Dataset entries:
— BEGIN —

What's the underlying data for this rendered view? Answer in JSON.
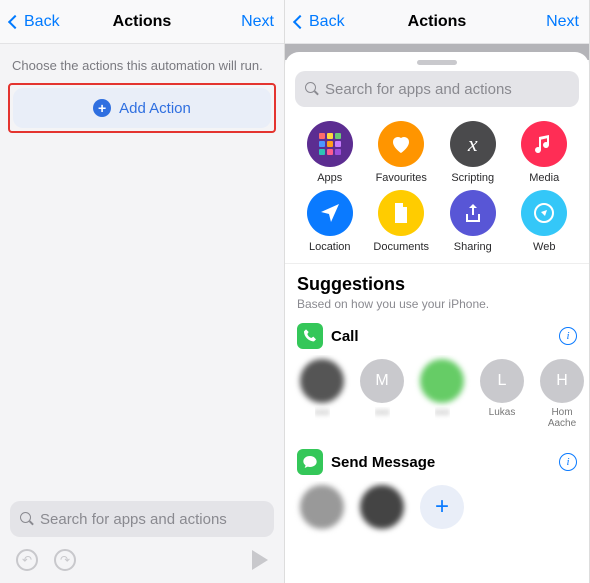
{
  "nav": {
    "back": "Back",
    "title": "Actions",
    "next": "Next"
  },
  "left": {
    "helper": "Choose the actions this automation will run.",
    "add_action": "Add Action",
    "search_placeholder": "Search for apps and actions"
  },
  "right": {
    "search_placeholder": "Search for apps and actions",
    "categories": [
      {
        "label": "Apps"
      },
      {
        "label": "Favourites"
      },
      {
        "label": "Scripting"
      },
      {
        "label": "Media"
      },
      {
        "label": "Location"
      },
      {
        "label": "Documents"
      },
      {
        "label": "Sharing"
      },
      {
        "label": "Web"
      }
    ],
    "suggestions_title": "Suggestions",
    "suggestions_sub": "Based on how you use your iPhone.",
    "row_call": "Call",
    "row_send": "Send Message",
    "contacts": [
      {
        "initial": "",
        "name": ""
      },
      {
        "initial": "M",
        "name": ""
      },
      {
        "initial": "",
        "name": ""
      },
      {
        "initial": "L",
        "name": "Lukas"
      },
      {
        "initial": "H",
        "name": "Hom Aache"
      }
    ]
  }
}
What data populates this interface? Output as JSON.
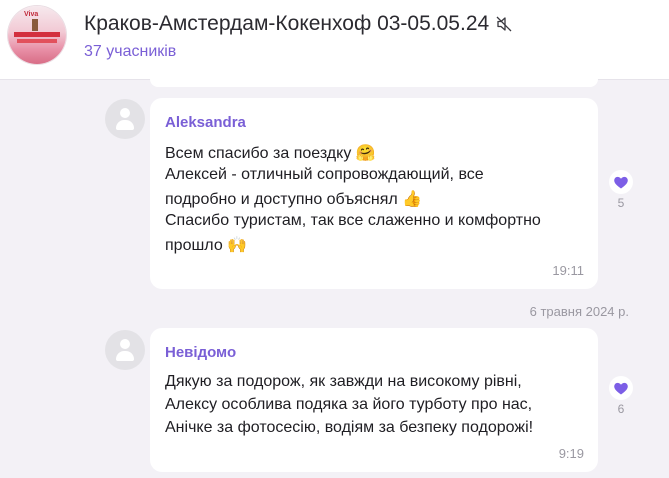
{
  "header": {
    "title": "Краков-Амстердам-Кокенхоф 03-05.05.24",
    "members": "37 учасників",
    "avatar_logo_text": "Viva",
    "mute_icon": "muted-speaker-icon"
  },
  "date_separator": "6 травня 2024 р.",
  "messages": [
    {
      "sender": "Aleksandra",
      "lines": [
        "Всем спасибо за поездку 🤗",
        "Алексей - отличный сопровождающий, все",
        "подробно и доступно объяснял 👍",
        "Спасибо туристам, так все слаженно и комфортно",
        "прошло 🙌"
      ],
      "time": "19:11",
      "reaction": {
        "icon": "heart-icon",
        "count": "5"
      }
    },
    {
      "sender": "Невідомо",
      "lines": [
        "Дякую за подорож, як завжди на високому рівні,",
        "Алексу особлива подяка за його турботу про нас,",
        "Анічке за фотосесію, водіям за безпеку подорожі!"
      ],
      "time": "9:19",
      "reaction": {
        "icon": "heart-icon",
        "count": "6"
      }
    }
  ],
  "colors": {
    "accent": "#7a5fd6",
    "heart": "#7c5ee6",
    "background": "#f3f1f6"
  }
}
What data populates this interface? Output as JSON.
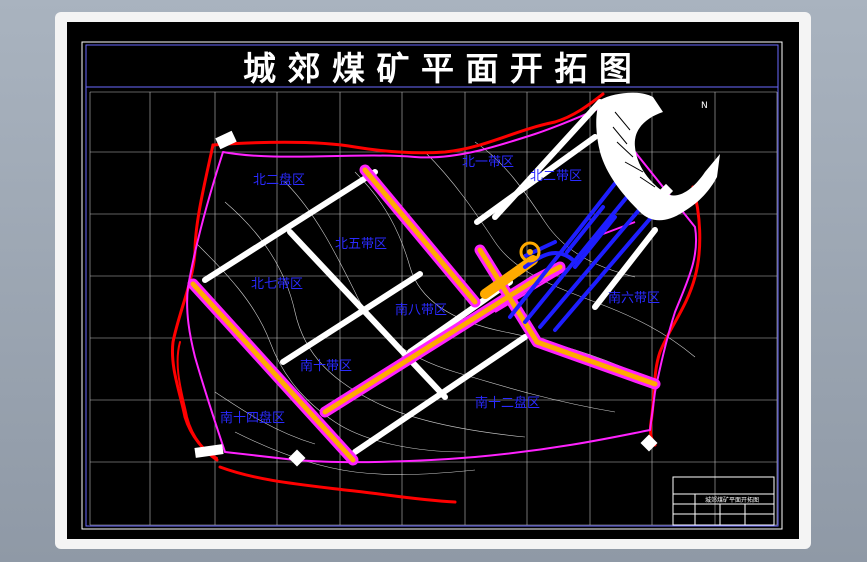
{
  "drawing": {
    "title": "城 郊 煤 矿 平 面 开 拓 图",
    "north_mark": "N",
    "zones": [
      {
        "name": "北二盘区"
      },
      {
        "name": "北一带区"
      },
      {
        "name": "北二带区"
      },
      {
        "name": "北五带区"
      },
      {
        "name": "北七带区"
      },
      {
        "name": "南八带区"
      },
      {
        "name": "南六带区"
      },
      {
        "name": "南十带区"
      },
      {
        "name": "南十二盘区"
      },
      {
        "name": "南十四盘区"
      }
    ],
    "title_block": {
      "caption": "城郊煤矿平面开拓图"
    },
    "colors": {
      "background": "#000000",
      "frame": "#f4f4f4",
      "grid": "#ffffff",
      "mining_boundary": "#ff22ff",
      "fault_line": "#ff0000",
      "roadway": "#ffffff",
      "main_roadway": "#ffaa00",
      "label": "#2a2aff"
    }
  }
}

— END —

■ **AIM**
In the listing, find all lines with the string "initial" and copy them.

■ **OUTPUT BELOW**
        "initial": "",
        "initial": "M",
        "initial": "",
        "initial": "L",
        "initial": "H",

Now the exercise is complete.